### REQUIRED WORK
Could you transcribe the material below exactly, without leaving out a single line?
====================
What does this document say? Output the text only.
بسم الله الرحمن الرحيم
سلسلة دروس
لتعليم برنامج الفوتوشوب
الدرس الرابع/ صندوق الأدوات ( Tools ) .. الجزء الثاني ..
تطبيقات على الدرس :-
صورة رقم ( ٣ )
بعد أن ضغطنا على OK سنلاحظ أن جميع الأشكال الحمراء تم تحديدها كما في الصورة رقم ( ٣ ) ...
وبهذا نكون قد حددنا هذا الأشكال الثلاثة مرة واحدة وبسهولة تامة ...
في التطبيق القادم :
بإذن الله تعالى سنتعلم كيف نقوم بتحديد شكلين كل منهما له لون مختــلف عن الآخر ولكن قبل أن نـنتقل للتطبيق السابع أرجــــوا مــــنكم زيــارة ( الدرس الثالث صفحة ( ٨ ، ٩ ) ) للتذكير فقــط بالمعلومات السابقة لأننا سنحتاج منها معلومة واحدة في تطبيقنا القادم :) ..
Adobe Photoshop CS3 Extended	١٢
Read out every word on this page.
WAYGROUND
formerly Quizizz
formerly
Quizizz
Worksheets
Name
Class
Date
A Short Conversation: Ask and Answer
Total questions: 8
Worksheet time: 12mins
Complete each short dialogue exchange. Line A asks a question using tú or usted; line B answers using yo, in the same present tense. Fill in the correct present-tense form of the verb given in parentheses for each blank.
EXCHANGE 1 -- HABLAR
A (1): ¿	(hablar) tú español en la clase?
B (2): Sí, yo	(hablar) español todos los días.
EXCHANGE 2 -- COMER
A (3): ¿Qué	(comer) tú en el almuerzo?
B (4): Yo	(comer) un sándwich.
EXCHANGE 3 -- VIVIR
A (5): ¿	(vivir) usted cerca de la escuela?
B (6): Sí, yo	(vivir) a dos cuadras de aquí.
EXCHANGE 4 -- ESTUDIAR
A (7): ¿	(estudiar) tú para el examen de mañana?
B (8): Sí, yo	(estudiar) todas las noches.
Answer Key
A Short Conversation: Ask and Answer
====================
### SOLUTION FOR THIS PROBLEM
What does this document say? Output the text only.
بسم الله الرحمن الرحيم
سلسلة دروس
لتعليم برنامج الفوتوشوب
الدرس الرابع/ صندوق الأدوات ( Tools ) .. الجزء الثاني ..
تطبيقات على الدرس :-
صورة رقم ( ٣ )
بعد أن ضغطنا على OK سنلاحظ أن جميع الأشكال الحمراء تم تحديدها كما في الصورة رقم ( ٣ ) ...
وبهذا نكون قد حددنا هذا الأشكال الثلاثة مرة واحدة وبسهولة تامة ...
في التطبيق القادم :
بإذن الله تعالى سنتعلم كيف نقوم بتحديد شكلين كل منهما له لون مختــلف عن الآخر ولكن قبل أن نـنتقل للتطبيق السابع أرجــــوا مــــنكم زيــارة ( الدرس الثالث صفحة ( ٨ ، ٩ ) ) للتذكير فقــط بالمعلومات السابقة لأننا سنحتاج منها معلومة واحدة في تطبيقنا القادم :) ..
Adobe Photoshop CS3 Extended	١٢
Read out every word on this page.
WAYGROUND
formerly Quizizz
formerly
Quizizz
Worksheets
Name
Class
Date
A Short Conversation: Ask and Answer
Total questions: 8
Worksheet time: 12mins
Complete each short dialogue exchange. Line A asks a question using tú or usted; line B answers using yo, in the same present tense. Fill in the correct present-tense form of the verb given in parentheses for each blank.
EXCHANGE 1 -- HABLAR
A (1): ¿	(hablar) tú español en la clase?
B (2): Sí, yo	(hablar) español todos los días.
EXCHANGE 2 -- COMER
A (3): ¿Qué	(comer) tú en el almuerzo?
B (4): Yo	(comer) un sándwich.
EXCHANGE 3 -- VIVIR
A (5): ¿	(vivir) usted cerca de la escuela?
B (6): Sí, yo	(vivir) a dos cuadras de aquí.
EXCHANGE 4 -- ESTUDIAR
A (7): ¿	(estudiar) tú para el examen de mañana?
B (8): Sí, yo	(estudiar) todas las noches.
Answer Key
A Short Conversation: Ask and Answer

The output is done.